* START Dataset *

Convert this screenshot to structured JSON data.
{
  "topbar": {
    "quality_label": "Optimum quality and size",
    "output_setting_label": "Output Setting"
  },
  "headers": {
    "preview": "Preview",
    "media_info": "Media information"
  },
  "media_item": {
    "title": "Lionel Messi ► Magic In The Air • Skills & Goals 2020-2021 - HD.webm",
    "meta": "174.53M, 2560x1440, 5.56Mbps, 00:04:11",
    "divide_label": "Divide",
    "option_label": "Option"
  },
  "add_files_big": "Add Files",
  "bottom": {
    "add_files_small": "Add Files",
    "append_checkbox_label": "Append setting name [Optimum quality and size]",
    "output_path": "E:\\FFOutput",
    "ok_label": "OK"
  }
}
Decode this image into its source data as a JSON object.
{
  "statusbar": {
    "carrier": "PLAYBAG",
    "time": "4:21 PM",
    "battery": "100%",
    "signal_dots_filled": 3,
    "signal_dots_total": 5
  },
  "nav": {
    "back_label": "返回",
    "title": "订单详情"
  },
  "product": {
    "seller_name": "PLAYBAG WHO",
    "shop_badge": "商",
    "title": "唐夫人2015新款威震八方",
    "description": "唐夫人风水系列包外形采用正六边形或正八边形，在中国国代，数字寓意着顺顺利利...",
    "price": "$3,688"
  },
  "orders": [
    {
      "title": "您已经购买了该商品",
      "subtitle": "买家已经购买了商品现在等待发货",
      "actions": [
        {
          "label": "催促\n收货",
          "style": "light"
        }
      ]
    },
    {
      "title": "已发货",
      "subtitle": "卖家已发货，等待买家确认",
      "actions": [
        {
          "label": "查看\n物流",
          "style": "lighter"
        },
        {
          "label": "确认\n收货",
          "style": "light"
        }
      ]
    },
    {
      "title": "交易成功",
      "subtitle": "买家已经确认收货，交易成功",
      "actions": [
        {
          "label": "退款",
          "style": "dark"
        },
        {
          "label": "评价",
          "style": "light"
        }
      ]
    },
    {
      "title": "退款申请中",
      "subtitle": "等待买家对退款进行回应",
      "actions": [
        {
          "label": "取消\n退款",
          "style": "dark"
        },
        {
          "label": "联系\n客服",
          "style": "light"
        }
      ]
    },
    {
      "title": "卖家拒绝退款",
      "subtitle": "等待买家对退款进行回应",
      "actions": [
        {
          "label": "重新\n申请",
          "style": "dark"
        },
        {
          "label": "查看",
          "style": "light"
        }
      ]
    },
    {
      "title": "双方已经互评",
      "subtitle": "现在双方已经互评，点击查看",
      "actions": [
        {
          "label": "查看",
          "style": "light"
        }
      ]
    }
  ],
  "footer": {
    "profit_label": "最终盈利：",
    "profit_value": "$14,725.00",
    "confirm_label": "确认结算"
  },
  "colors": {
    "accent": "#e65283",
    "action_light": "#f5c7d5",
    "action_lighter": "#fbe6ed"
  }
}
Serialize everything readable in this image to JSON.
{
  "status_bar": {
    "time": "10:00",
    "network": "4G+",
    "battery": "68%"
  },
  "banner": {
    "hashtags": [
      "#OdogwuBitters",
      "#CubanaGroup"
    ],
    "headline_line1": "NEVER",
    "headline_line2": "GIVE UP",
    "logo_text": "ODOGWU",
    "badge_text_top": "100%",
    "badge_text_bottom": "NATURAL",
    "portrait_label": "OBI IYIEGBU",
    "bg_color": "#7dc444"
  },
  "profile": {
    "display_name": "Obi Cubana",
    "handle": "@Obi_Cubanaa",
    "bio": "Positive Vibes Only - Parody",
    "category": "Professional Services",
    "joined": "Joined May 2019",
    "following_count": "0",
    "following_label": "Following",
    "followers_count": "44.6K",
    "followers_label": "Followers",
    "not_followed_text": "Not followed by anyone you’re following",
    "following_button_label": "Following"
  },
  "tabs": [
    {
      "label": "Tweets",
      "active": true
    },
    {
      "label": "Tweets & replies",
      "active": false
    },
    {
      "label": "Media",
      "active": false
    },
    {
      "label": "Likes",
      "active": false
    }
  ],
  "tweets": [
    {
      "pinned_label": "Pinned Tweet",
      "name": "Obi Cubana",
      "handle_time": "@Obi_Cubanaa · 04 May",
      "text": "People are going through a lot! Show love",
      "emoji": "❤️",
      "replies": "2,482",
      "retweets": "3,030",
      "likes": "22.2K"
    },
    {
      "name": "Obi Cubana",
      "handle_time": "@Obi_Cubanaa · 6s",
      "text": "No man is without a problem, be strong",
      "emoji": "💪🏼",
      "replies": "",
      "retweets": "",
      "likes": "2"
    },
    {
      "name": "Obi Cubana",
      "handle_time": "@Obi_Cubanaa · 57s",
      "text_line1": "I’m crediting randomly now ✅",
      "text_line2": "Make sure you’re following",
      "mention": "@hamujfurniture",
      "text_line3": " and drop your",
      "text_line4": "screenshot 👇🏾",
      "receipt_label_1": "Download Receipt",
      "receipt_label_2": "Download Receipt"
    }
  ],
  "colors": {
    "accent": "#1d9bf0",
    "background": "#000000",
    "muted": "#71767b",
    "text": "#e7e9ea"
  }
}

* END Dataset *

● **Goal**: Your task is to reproduce the whole listing exactly.

● **The output**:
Convert this screenshot to structured JSON data.
{
  "topbar": {
    "quality_label": "Optimum quality and size",
    "output_setting_label": "Output Setting"
  },
  "headers": {
    "preview": "Preview",
    "media_info": "Media information"
  },
  "media_item": {
    "title": "Lionel Messi ► Magic In The Air • Skills & Goals 2020-2021 - HD.webm",
    "meta": "174.53M, 2560x1440, 5.56Mbps, 00:04:11",
    "divide_label": "Divide",
    "option_label": "Option"
  },
  "add_files_big": "Add Files",
  "bottom": {
    "add_files_small": "Add Files",
    "append_checkbox_label": "Append setting name [Optimum quality and size]",
    "output_path": "E:\\FFOutput",
    "ok_label": "OK"
  }
}
Decode this image into its source data as a JSON object.
{
  "statusbar": {
    "carrier": "PLAYBAG",
    "time": "4:21 PM",
    "battery": "100%",
    "signal_dots_filled": 3,
    "signal_dots_total": 5
  },
  "nav": {
    "back_label": "返回",
    "title": "订单详情"
  },
  "product": {
    "seller_name": "PLAYBAG WHO",
    "shop_badge": "商",
    "title": "唐夫人2015新款威震八方",
    "description": "唐夫人风水系列包外形采用正六边形或正八边形，在中国国代，数字寓意着顺顺利利...",
    "price": "$3,688"
  },
  "orders": [
    {
      "title": "您已经购买了该商品",
      "subtitle": "买家已经购买了商品现在等待发货",
      "actions": [
        {
          "label": "催促\n收货",
          "style": "light"
        }
      ]
    },
    {
      "title": "已发货",
      "subtitle": "卖家已发货，等待买家确认",
      "actions": [
        {
          "label": "查看\n物流",
          "style": "lighter"
        },
        {
          "label": "确认\n收货",
          "style": "light"
        }
      ]
    },
    {
      "title": "交易成功",
      "subtitle": "买家已经确认收货，交易成功",
      "actions": [
        {
          "label": "退款",
          "style": "dark"
        },
        {
          "label": "评价",
          "style": "light"
        }
      ]
    },
    {
      "title": "退款申请中",
      "subtitle": "等待买家对退款进行回应",
      "actions": [
        {
          "label": "取消\n退款",
          "style": "dark"
        },
        {
          "label": "联系\n客服",
          "style": "light"
        }
      ]
    },
    {
      "title": "卖家拒绝退款",
      "subtitle": "等待买家对退款进行回应",
      "actions": [
        {
          "label": "重新\n申请",
          "style": "dark"
        },
        {
          "label": "查看",
          "style": "light"
        }
      ]
    },
    {
      "title": "双方已经互评",
      "subtitle": "现在双方已经互评，点击查看",
      "actions": [
        {
          "label": "查看",
          "style": "light"
        }
      ]
    }
  ],
  "footer": {
    "profit_label": "最终盈利：",
    "profit_value": "$14,725.00",
    "confirm_label": "确认结算"
  },
  "colors": {
    "accent": "#e65283",
    "action_light": "#f5c7d5",
    "action_lighter": "#fbe6ed"
  }
}
Serialize everything readable in this image to JSON.
{
  "status_bar": {
    "time": "10:00",
    "network": "4G+",
    "battery": "68%"
  },
  "banner": {
    "hashtags": [
      "#OdogwuBitters",
      "#CubanaGroup"
    ],
    "headline_line1": "NEVER",
    "headline_line2": "GIVE UP",
    "logo_text": "ODOGWU",
    "badge_text_top": "100%",
    "badge_text_bottom": "NATURAL",
    "portrait_label": "OBI IYIEGBU",
    "bg_color": "#7dc444"
  },
  "profile": {
    "display_name": "Obi Cubana",
    "handle": "@Obi_Cubanaa",
    "bio": "Positive Vibes Only - Parody",
    "category": "Professional Services",
    "joined": "Joined May 2019",
    "following_count": "0",
    "following_label": "Following",
    "followers_count": "44.6K",
    "followers_label": "Followers",
    "not_followed_text": "Not followed by anyone you’re following",
    "following_button_label": "Following"
  },
  "tabs": [
    {
      "label": "Tweets",
      "active": true
    },
    {
      "label": "Tweets & replies",
      "active": false
    },
    {
      "label": "Media",
      "active": false
    },
    {
      "label": "Likes",
      "active": false
    }
  ],
  "tweets": [
    {
      "pinned_label": "Pinned Tweet",
      "name": "Obi Cubana",
      "handle_time": "@Obi_Cubanaa · 04 May",
      "text": "People are going through a lot! Show love",
      "emoji": "❤️",
      "replies": "2,482",
      "retweets": "3,030",
      "likes": "22.2K"
    },
    {
      "name": "Obi Cubana",
      "handle_time": "@Obi_Cubanaa · 6s",
      "text": "No man is without a problem, be strong",
      "emoji": "💪🏼",
      "replies": "",
      "retweets": "",
      "likes": "2"
    },
    {
      "name": "Obi Cubana",
      "handle_time": "@Obi_Cubanaa · 57s",
      "text_line1": "I’m crediting randomly now ✅",
      "text_line2": "Make sure you’re following",
      "mention": "@hamujfurniture",
      "text_line3": " and drop your",
      "text_line4": "screenshot 👇🏾",
      "receipt_label_1": "Download Receipt",
      "receipt_label_2": "Download Receipt"
    }
  ],
  "colors": {
    "accent": "#1d9bf0",
    "background": "#000000",
    "muted": "#71767b",
    "text": "#e7e9ea"
  }
}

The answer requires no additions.